## Stated goal:
Where does the string "title" appear? Copy every line of the entries below that holds it.

## Data rows:
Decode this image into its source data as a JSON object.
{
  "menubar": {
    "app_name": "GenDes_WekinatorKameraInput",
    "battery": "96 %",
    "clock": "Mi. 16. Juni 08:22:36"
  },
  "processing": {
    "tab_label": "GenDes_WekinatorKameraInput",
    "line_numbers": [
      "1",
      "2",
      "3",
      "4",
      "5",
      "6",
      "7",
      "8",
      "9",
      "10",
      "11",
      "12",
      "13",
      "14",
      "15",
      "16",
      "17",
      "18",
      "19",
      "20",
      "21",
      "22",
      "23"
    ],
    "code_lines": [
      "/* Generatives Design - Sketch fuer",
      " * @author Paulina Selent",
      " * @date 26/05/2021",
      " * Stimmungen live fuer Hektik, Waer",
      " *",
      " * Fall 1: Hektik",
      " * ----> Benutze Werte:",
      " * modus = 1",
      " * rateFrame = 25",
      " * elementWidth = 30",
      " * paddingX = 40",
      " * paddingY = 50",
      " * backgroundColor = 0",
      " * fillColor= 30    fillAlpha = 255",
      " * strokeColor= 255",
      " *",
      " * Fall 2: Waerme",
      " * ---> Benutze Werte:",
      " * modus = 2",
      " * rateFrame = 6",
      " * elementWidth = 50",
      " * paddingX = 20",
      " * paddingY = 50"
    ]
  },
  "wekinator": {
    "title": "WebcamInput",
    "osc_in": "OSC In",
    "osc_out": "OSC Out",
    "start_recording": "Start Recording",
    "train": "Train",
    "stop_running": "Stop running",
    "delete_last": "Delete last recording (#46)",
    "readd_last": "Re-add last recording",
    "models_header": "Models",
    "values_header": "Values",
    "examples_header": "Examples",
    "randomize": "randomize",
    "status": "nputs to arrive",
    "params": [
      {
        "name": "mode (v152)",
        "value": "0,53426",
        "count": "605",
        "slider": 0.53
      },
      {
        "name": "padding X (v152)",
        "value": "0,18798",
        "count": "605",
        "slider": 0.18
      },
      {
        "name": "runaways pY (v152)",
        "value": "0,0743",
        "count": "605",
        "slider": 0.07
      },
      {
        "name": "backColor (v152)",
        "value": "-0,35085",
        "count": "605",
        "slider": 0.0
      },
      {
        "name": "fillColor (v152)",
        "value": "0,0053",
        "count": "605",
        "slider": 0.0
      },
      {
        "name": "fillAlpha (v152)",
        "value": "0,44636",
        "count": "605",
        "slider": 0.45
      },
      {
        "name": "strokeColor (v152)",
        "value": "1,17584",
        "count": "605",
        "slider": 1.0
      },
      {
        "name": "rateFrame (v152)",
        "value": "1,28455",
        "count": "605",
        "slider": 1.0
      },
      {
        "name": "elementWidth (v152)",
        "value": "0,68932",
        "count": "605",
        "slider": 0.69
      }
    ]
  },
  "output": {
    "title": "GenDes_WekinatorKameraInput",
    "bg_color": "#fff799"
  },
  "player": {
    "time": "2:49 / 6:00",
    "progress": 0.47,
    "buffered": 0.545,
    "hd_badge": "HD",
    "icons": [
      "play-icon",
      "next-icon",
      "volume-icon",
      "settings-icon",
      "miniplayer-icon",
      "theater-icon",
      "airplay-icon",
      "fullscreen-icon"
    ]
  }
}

## Task response:
    "title": "WebcamInput",
    "title": "GenDes_WekinatorKameraInput",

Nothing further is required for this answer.